Collected data entries

++++++

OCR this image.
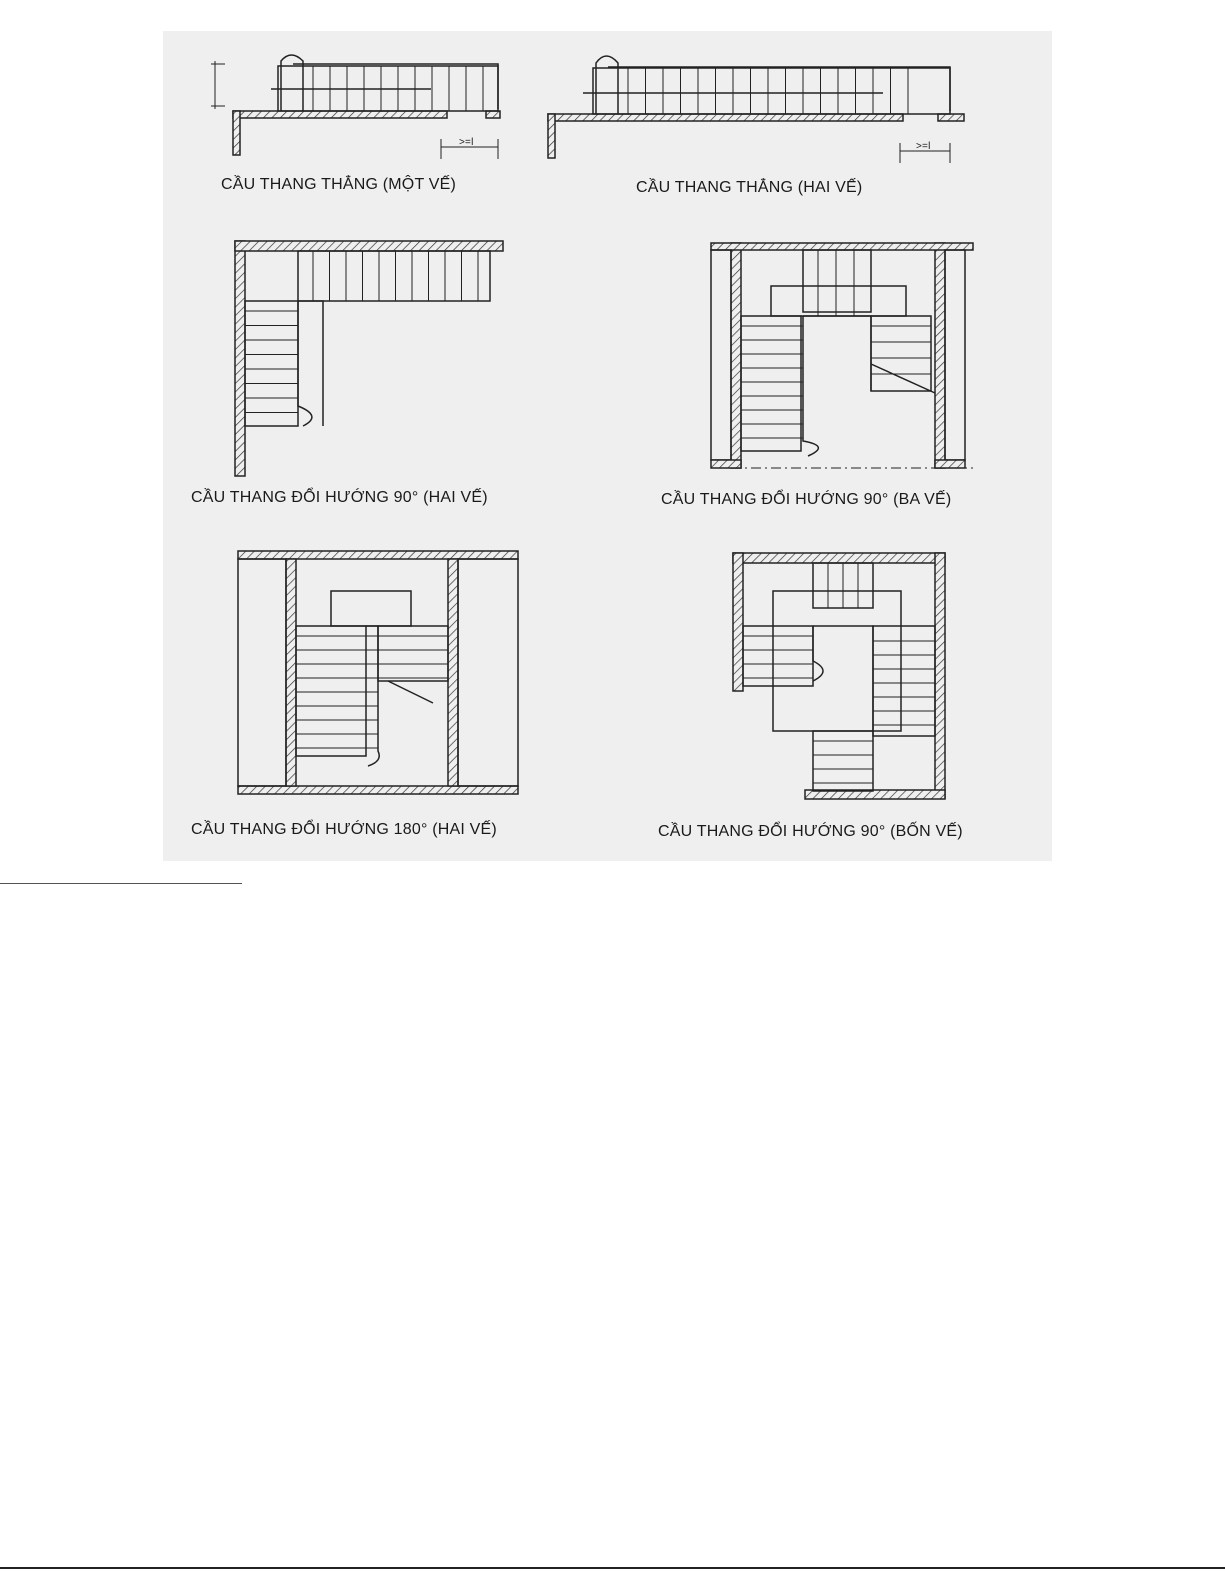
CẦU THANG THẲNG (MỘT VẾ)	CẦU THANG THẲNG (HAI VẾ)
CẦU THANG ĐỔI HƯỚNG 90° (HAI VẾ)	CẦU THANG ĐỔI HƯỚNG 90° (BA VẾ)
CẦU THANG ĐỔI HƯỚNG 180° (HAI VẾ)	CẦU THANG ĐỔI HƯỚNG 90° (BỐN VẾ)
>=l	>=l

++++++

What you return should match the records above word for word, minus the pictures.

## SOLUTION FOR THIS PROBLEM
OCR this image.
CẦU THANG THẲNG (MỘT VẾ)	CẦU THANG THẲNG (HAI VẾ)
CẦU THANG ĐỔI HƯỚNG 90° (HAI VẾ)	CẦU THANG ĐỔI HƯỚNG 90° (BA VẾ)
CẦU THANG ĐỔI HƯỚNG 180° (HAI VẾ)	CẦU THANG ĐỔI HƯỚNG 90° (BỐN VẾ)
>=l	>=l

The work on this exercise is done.